Rewrite every line of the data, replacing each "fiat-service-icon" with "service-badge-icon" and leaving everything else unchanged; omit the pictures from your answer.

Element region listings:
──────

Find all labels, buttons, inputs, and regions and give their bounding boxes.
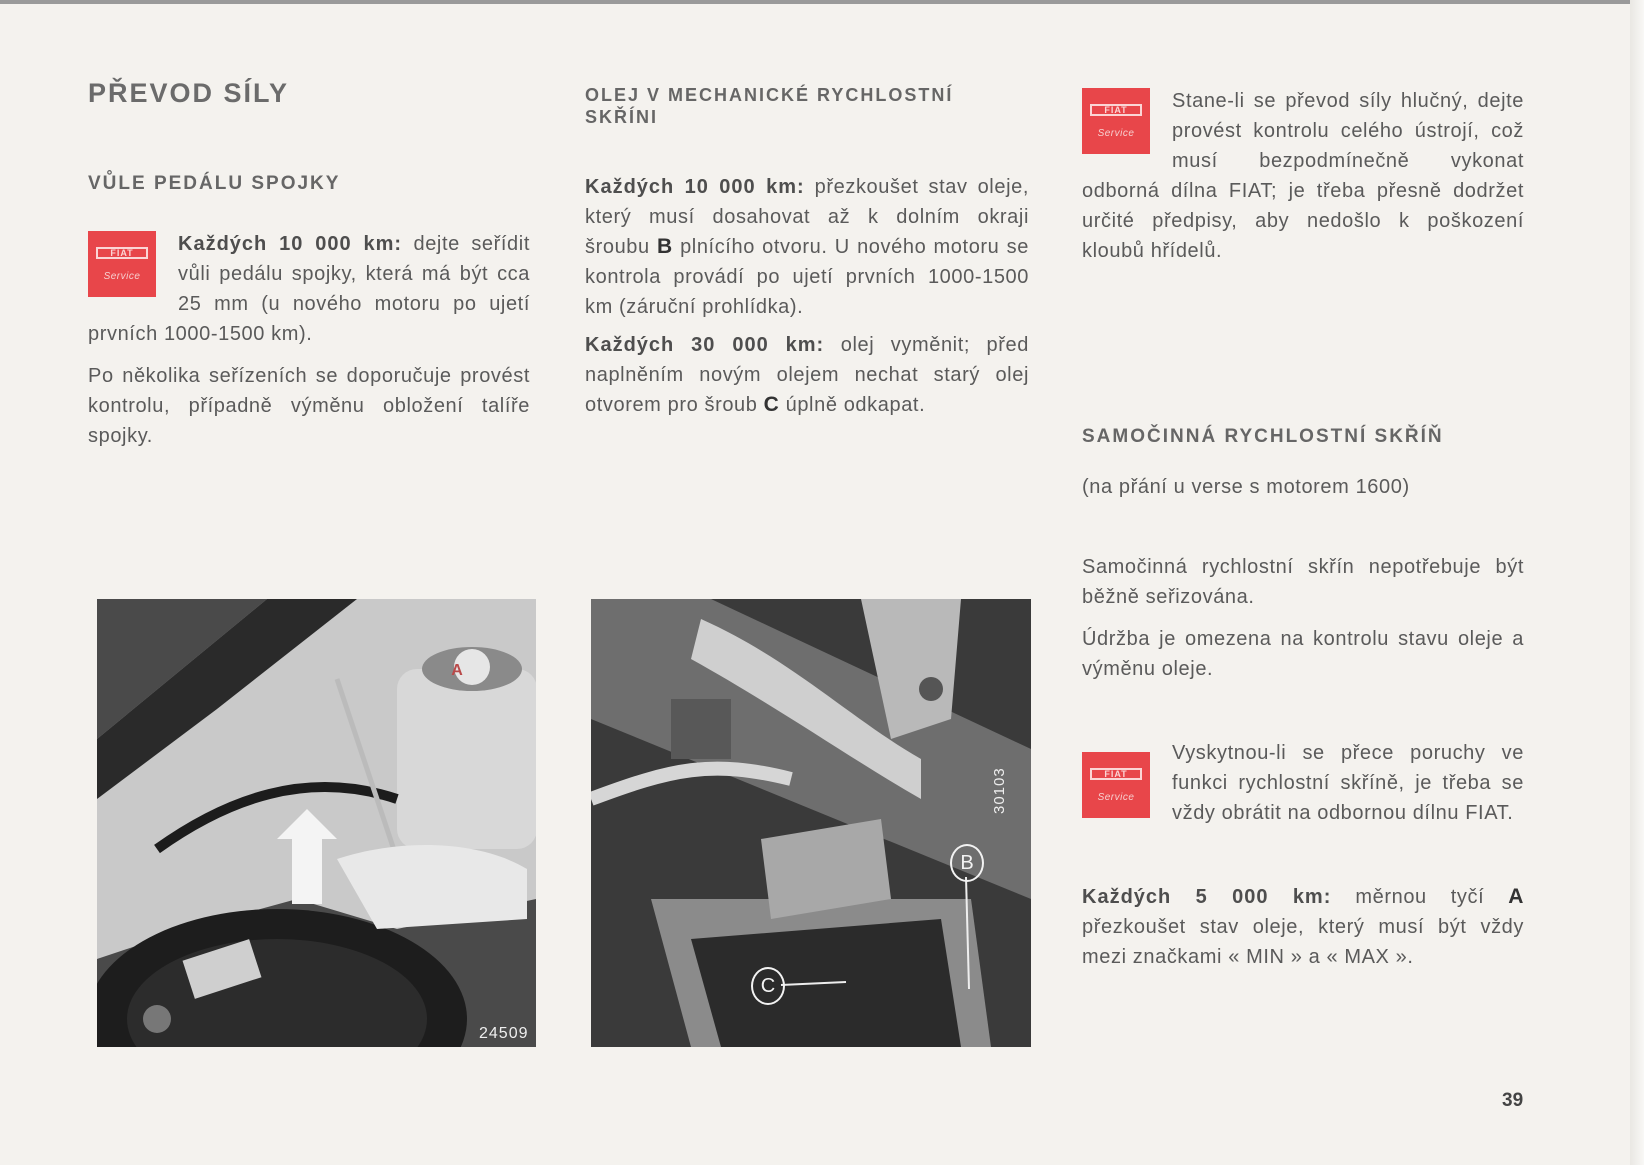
top-edge-line — [0, 0, 1644, 4]
oil-change-text-cont: úplně odkapat. — [785, 394, 926, 416]
interval-key: Každých 10 000 km: — [585, 176, 805, 198]
dipstick-paragraph — [1082, 882, 1524, 972]
photo-number: 30103 — [991, 767, 1008, 814]
label-b: B — [950, 844, 984, 882]
interval-key: Každých 5 000 km: — [1082, 886, 1332, 908]
interval-key: Každých 30 000 km: — [585, 334, 825, 356]
clutch-lining-paragraph: Po několika seřízeních se doporučuje provést kontrolu, případně výměnu obložení talíře spojky. — [88, 365, 530, 447]
fiat-service-icon — [1082, 88, 1150, 154]
clutch-service-block — [88, 229, 530, 349]
right-column — [1082, 60, 1524, 972]
label-c: C — [751, 967, 785, 1005]
clutch-text: dejte seřídit vůli pedálu spojky, která má být cca 25 mm (u nového motoru po ujetí prvních 1000-1500 km). — [88, 233, 530, 345]
fiat-service-icon — [88, 231, 156, 297]
gearbox-oil-heading: OLEJ V MECHANICKÉ RYCHLOSTNÍ SKŘÍNI — [585, 85, 954, 127]
service-label: Service — [1097, 127, 1135, 139]
section-title: PŘEVOD SÍLY — [88, 78, 290, 108]
maintenance-paragraph: Údržba je omezena na kontrolu stavu oleje a výměnu oleje. — [1082, 628, 1524, 680]
oil-change-text: olej vyměnit; před naplněním novým olejem nechat starý olej otvorem pro šroub — [585, 334, 1029, 416]
noise-paragraph: Stane-li se převod síly hlučný, dejte provést kontrolu celého ústrojí, což musí bezpodmínečně vykonat odborná dílna FIAT; je třeba přesně dodržet určité předpisy, aby nedošlo k poškození kloubů hřídelů. — [1082, 90, 1524, 262]
fault-service-block — [1082, 738, 1524, 828]
left-column — [88, 60, 530, 451]
label-a: A — [451, 662, 463, 679]
automatic-gearbox-heading: SAMOČINNÁ RYCHLOSTNÍ SKŘÍŇ — [1082, 426, 1444, 447]
noise-service-block — [1082, 86, 1524, 266]
fault-paragraph: Vyskytnou-li se přece poruchy ve funkci rychlostní skříně, je třeba se vždy obrátit na odbornou dílnu FIAT. — [1172, 742, 1524, 824]
fiat-service-icon — [1082, 752, 1150, 818]
service-label: Service — [103, 270, 141, 282]
clutch-pedal-heading: VŮLE PEDÁLU SPOJKY — [88, 173, 341, 194]
oil-check-paragraph — [585, 172, 1029, 322]
oil-check-text-cont: plnícího otvoru. U nového motoru se kontrola provádí po ujetí prvních 1000-1500 km (záruční prohlídka). — [585, 236, 1029, 318]
fiat-logo-text: FIAT — [1090, 104, 1142, 116]
page-edge-shadow — [1630, 0, 1644, 1165]
clutch-photo — [97, 599, 536, 1047]
gearbox-photo — [591, 599, 1031, 1047]
fiat-logo-text: FIAT — [96, 247, 148, 259]
dipstick-text-cont: přezkoušet stav oleje, který musí být vždy mezi značkami « MIN » a « MAX ». — [1082, 916, 1524, 968]
middle-column — [585, 60, 1029, 420]
ref-c: C — [763, 393, 780, 416]
page-number: 39 — [1502, 1090, 1524, 1111]
ref-a: A — [1508, 885, 1524, 908]
dipstick-text: měrnou tyčí — [1355, 886, 1485, 908]
option-note: (na přání u verse s motorem 1600) — [1082, 476, 1410, 498]
oil-change-paragraph — [585, 330, 1029, 420]
service-label: Service — [1097, 791, 1135, 803]
interval-key: Každých 10 000 km: — [178, 233, 403, 255]
ref-b: B — [657, 235, 673, 258]
gearbox-photo-illustration — [591, 599, 1031, 1047]
fiat-logo-text: FIAT — [1090, 768, 1142, 780]
oil-check-text: přezkoušet stav oleje, který musí dosahovat až k dolním okraji šroubu — [585, 176, 1029, 258]
clutch-photo-illustration — [97, 599, 536, 1047]
automatic-paragraph: Samočinná rychlostní skřín nepotřebuje být běžně seřizována. — [1082, 556, 1524, 608]
photo-number: 24509 — [479, 1025, 529, 1042]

──────

Exercise solution:
Find all labels, buttons, inputs, and regions and give their bounding boxes.
top-edge-line — [0, 0, 1644, 4]
oil-change-text-cont: úplně odkapat. — [785, 394, 926, 416]
interval-key: Každých 10 000 km: — [585, 176, 805, 198]
dipstick-paragraph — [1082, 882, 1524, 972]
photo-number: 30103 — [991, 767, 1008, 814]
label-b: B — [950, 844, 984, 882]
interval-key: Každých 5 000 km: — [1082, 886, 1332, 908]
interval-key: Každých 30 000 km: — [585, 334, 825, 356]
clutch-lining-paragraph: Po několika seřízeních se doporučuje provést kontrolu, případně výměnu obložení talíře spojky. — [88, 365, 530, 447]
service-badge-icon — [1082, 88, 1150, 154]
clutch-service-block — [88, 229, 530, 349]
right-column — [1082, 60, 1524, 972]
label-c: C — [751, 967, 785, 1005]
clutch-text: dejte seřídit vůli pedálu spojky, která má být cca 25 mm (u nového motoru po ujetí prvních 1000-1500 km). — [88, 233, 530, 345]
service-badge-icon — [88, 231, 156, 297]
gearbox-oil-heading: OLEJ V MECHANICKÉ RYCHLOSTNÍ SKŘÍNI — [585, 85, 954, 127]
service-label: Service — [1097, 127, 1135, 139]
section-title: PŘEVOD SÍLY — [88, 78, 290, 108]
maintenance-paragraph: Údržba je omezena na kontrolu stavu oleje a výměnu oleje. — [1082, 628, 1524, 680]
oil-change-text: olej vyměnit; před naplněním novým olejem nechat starý olej otvorem pro šroub — [585, 334, 1029, 416]
noise-paragraph: Stane-li se převod síly hlučný, dejte provést kontrolu celého ústrojí, což musí bezpodmínečně vykonat odborná dílna FIAT; je třeba přesně dodržet určité předpisy, aby nedošlo k poškození kloubů hřídelů. — [1082, 90, 1524, 262]
fault-service-block — [1082, 738, 1524, 828]
left-column — [88, 60, 530, 451]
label-a: A — [451, 662, 463, 679]
automatic-gearbox-heading: SAMOČINNÁ RYCHLOSTNÍ SKŘÍŇ — [1082, 426, 1444, 447]
noise-service-block — [1082, 86, 1524, 266]
fault-paragraph: Vyskytnou-li se přece poruchy ve funkci rychlostní skříně, je třeba se vždy obrátit na odbornou dílnu FIAT. — [1172, 742, 1524, 824]
service-badge-icon — [1082, 752, 1150, 818]
service-label: Service — [103, 270, 141, 282]
clutch-pedal-heading: VŮLE PEDÁLU SPOJKY — [88, 173, 341, 194]
oil-check-paragraph — [585, 172, 1029, 322]
oil-check-text-cont: plnícího otvoru. U nového motoru se kontrola provádí po ujetí prvních 1000-1500 km (záruční prohlídka). — [585, 236, 1029, 318]
fiat-logo-text: FIAT — [1090, 104, 1142, 116]
page-edge-shadow — [1630, 0, 1644, 1165]
clutch-photo — [97, 599, 536, 1047]
gearbox-photo — [591, 599, 1031, 1047]
fiat-logo-text: FIAT — [96, 247, 148, 259]
dipstick-text-cont: přezkoušet stav oleje, který musí být vždy mezi značkami « MIN » a « MAX ». — [1082, 916, 1524, 968]
middle-column — [585, 60, 1029, 420]
ref-c: C — [763, 393, 780, 416]
page-number: 39 — [1502, 1090, 1524, 1111]
ref-a: A — [1508, 885, 1524, 908]
dipstick-text: měrnou tyčí — [1355, 886, 1485, 908]
option-note: (na přání u verse s motorem 1600) — [1082, 476, 1410, 498]
oil-change-paragraph — [585, 330, 1029, 420]
service-label: Service — [1097, 791, 1135, 803]
interval-key: Každých 10 000 km: — [178, 233, 403, 255]
ref-b: B — [657, 235, 673, 258]
gearbox-photo-illustration — [591, 599, 1031, 1047]
fiat-logo-text: FIAT — [1090, 768, 1142, 780]
oil-check-text: přezkoušet stav oleje, který musí dosahovat až k dolním okraji šroubu — [585, 176, 1029, 258]
clutch-photo-illustration — [97, 599, 536, 1047]
automatic-paragraph: Samočinná rychlostní skřín nepotřebuje být běžně seřizována. — [1082, 556, 1524, 608]
photo-number: 24509 — [479, 1025, 529, 1042]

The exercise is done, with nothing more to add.